— START OF Task data —
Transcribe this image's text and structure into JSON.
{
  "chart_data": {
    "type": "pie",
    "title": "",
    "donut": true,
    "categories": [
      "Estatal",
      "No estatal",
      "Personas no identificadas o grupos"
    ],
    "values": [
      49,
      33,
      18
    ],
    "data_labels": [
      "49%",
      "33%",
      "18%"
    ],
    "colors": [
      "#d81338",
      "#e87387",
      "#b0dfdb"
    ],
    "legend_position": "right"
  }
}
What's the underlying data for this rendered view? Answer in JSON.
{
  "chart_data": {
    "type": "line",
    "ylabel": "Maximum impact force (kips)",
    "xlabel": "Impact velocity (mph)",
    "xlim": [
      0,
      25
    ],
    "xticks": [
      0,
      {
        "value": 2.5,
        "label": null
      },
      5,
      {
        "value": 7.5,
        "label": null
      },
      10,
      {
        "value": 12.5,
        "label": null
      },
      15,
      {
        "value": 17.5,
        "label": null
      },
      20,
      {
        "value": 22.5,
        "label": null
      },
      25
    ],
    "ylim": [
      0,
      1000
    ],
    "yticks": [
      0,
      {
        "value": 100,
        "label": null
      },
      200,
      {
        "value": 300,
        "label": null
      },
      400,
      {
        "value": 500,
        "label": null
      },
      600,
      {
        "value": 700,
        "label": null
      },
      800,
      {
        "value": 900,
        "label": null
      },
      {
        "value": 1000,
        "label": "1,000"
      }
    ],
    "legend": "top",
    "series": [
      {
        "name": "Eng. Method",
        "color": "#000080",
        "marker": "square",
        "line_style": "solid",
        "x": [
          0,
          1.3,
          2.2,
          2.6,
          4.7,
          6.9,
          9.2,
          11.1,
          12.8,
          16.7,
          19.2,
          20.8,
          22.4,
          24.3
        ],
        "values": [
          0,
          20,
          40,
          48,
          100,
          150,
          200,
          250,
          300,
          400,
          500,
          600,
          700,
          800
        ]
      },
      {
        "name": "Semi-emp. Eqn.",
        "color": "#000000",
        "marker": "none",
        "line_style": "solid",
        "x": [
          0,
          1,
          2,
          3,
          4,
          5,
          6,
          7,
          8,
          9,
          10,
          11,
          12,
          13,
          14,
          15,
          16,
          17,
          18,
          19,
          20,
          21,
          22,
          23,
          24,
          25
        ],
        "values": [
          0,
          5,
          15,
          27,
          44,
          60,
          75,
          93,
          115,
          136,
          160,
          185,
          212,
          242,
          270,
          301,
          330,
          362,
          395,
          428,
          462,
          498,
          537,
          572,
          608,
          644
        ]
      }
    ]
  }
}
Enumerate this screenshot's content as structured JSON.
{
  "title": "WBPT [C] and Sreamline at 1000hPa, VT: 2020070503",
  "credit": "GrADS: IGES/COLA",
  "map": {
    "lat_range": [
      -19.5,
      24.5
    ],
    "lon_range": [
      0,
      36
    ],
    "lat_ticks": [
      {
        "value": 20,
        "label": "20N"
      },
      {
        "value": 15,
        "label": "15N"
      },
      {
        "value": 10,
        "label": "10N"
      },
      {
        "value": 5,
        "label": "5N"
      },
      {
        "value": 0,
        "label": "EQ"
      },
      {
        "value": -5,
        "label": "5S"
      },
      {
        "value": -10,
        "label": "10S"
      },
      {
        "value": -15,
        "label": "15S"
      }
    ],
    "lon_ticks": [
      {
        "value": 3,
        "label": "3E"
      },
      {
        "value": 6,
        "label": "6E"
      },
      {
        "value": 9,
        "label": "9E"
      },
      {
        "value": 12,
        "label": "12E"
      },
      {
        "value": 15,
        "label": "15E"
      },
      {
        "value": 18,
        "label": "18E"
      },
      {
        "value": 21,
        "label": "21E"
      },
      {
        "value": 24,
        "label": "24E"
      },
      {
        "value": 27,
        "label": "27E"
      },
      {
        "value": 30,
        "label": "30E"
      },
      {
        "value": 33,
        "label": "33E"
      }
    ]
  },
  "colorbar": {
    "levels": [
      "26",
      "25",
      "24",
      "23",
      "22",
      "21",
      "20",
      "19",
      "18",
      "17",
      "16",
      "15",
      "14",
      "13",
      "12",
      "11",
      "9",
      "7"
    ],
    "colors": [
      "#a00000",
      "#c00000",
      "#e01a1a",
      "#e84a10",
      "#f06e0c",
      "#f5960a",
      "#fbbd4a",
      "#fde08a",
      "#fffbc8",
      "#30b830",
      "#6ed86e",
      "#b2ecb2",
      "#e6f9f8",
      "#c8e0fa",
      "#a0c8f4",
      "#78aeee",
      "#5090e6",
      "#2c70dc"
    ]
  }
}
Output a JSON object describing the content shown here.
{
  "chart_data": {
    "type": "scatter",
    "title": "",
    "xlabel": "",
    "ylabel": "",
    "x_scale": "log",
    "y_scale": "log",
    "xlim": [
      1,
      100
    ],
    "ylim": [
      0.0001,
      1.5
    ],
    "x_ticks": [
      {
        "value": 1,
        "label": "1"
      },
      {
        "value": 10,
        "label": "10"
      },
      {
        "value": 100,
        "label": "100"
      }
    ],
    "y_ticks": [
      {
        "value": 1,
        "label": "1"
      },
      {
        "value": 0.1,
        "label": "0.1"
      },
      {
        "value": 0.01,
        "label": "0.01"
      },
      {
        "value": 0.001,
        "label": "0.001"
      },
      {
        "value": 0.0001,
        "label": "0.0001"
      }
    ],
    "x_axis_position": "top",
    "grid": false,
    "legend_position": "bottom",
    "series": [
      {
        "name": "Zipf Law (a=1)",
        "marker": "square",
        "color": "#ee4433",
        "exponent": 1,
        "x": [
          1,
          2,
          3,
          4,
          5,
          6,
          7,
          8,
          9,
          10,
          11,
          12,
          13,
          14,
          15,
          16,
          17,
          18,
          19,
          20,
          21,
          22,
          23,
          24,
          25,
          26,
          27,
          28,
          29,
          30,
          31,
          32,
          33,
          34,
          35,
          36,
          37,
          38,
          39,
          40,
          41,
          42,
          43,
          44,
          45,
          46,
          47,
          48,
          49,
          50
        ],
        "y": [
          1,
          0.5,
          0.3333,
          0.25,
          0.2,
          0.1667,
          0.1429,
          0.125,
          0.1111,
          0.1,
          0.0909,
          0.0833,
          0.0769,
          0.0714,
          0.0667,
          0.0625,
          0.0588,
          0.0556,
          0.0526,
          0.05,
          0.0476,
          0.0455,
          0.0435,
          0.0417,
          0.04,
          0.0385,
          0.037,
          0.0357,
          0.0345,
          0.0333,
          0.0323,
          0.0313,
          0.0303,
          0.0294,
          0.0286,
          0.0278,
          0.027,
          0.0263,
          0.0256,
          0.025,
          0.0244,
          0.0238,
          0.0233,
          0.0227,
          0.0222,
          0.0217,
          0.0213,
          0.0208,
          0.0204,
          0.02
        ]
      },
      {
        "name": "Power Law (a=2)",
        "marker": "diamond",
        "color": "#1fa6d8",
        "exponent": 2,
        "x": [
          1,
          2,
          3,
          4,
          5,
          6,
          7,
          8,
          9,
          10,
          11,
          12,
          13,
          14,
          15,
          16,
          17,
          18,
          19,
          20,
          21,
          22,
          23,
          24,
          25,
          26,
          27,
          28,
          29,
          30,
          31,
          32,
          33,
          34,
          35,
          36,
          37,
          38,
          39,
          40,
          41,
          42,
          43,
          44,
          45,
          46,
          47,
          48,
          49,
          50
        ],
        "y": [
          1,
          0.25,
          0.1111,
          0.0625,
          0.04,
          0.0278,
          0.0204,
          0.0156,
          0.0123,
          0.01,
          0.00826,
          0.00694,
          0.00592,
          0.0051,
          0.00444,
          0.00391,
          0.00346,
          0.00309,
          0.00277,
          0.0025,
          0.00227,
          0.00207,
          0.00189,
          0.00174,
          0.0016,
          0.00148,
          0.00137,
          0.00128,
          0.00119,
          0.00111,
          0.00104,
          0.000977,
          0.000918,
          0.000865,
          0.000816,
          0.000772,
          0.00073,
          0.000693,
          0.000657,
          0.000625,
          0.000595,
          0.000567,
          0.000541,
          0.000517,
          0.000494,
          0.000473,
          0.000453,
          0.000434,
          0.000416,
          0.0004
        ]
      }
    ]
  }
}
— END OF Task data —
The exercise
Scan the listing above. Collect all lines with the word "JSON".

Solution to this exercise
Transcribe this image's text and structure into JSON.
What's the underlying data for this rendered view? Answer in JSON.
Enumerate this screenshot's content as structured JSON.
Output a JSON object describing the content shown here.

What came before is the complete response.